__Exercise directions__. Provide an exact copy of the data, excluding the images.

__Available records__.
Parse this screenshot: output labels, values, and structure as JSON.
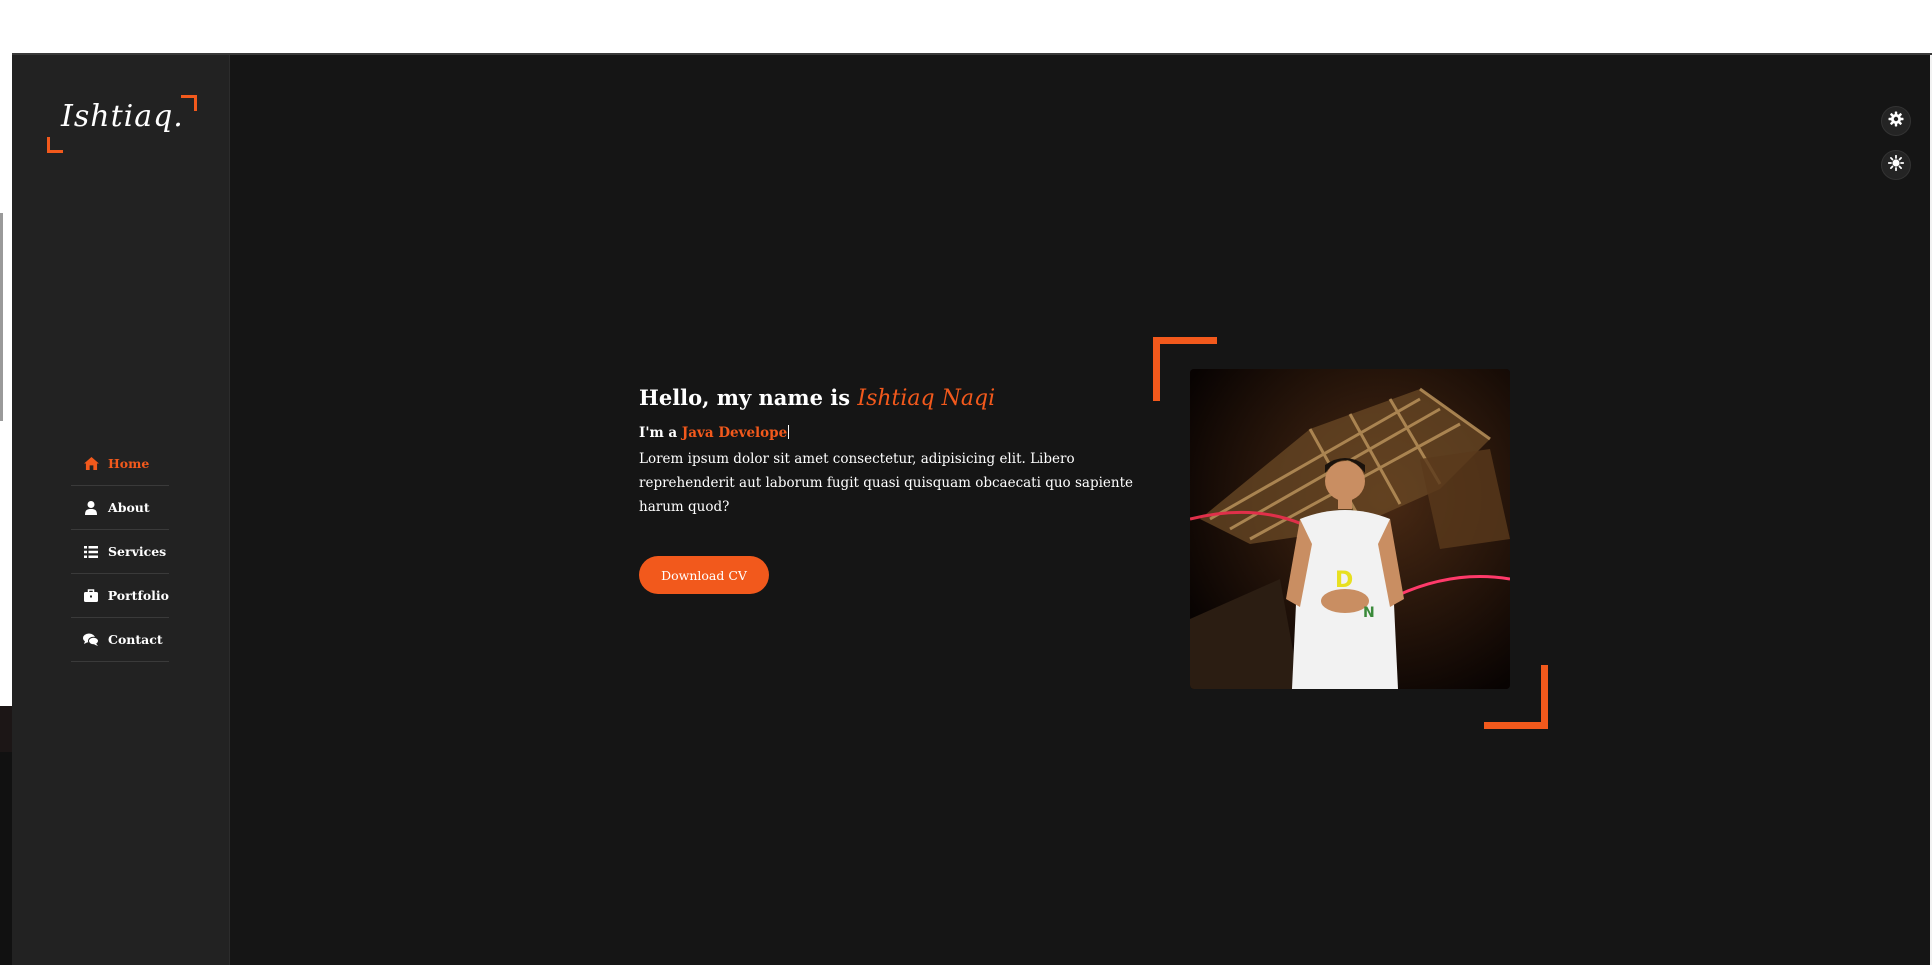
{
  "brand": {
    "logo_text": "Ishtiaq."
  },
  "sidebar": {
    "items": [
      {
        "label": "Home",
        "icon": "home-icon",
        "active": true
      },
      {
        "label": "About",
        "icon": "user-icon",
        "active": false
      },
      {
        "label": "Services",
        "icon": "list-icon",
        "active": false
      },
      {
        "label": "Portfolio",
        "icon": "briefcase-icon",
        "active": false
      },
      {
        "label": "Contact",
        "icon": "chat-icon",
        "active": false
      }
    ]
  },
  "hero": {
    "greeting": "Hello, my name is ",
    "name": "Ishtiaq Naqi",
    "role_prefix": "I'm a ",
    "role": "Java Develope",
    "description": "Lorem ipsum dolor sit amet consectetur, adipisicing elit. Libero reprehenderit aut laborum fugit quasi quisquam obcaecati quo sapiente harum quod?",
    "button_label": "Download CV"
  },
  "toolbar": {
    "icons": [
      "gear-icon",
      "sun-icon"
    ]
  },
  "colors": {
    "accent": "#f2591c",
    "sidebar_bg": "#222222",
    "main_bg": "#151515",
    "text": "#ffffff"
  }
}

__Answer to the task__.
Parse this screenshot: output labels, values, and structure as JSON.
{
  "brand": {
    "logo_text": "Ishtiaq."
  },
  "sidebar": {
    "items": [
      {
        "label": "Home",
        "icon": "home-icon",
        "active": true
      },
      {
        "label": "About",
        "icon": "user-icon",
        "active": false
      },
      {
        "label": "Services",
        "icon": "list-icon",
        "active": false
      },
      {
        "label": "Portfolio",
        "icon": "briefcase-icon",
        "active": false
      },
      {
        "label": "Contact",
        "icon": "chat-icon",
        "active": false
      }
    ]
  },
  "hero": {
    "greeting": "Hello, my name is ",
    "name": "Ishtiaq Naqi",
    "role_prefix": "I'm a ",
    "role": "Java Develope",
    "description": "Lorem ipsum dolor sit amet consectetur, adipisicing elit. Libero reprehenderit aut laborum fugit quasi quisquam obcaecati quo sapiente harum quod?",
    "button_label": "Download CV"
  },
  "toolbar": {
    "icons": [
      "gear-icon",
      "sun-icon"
    ]
  },
  "colors": {
    "accent": "#f2591c",
    "sidebar_bg": "#222222",
    "main_bg": "#151515",
    "text": "#ffffff"
  }
}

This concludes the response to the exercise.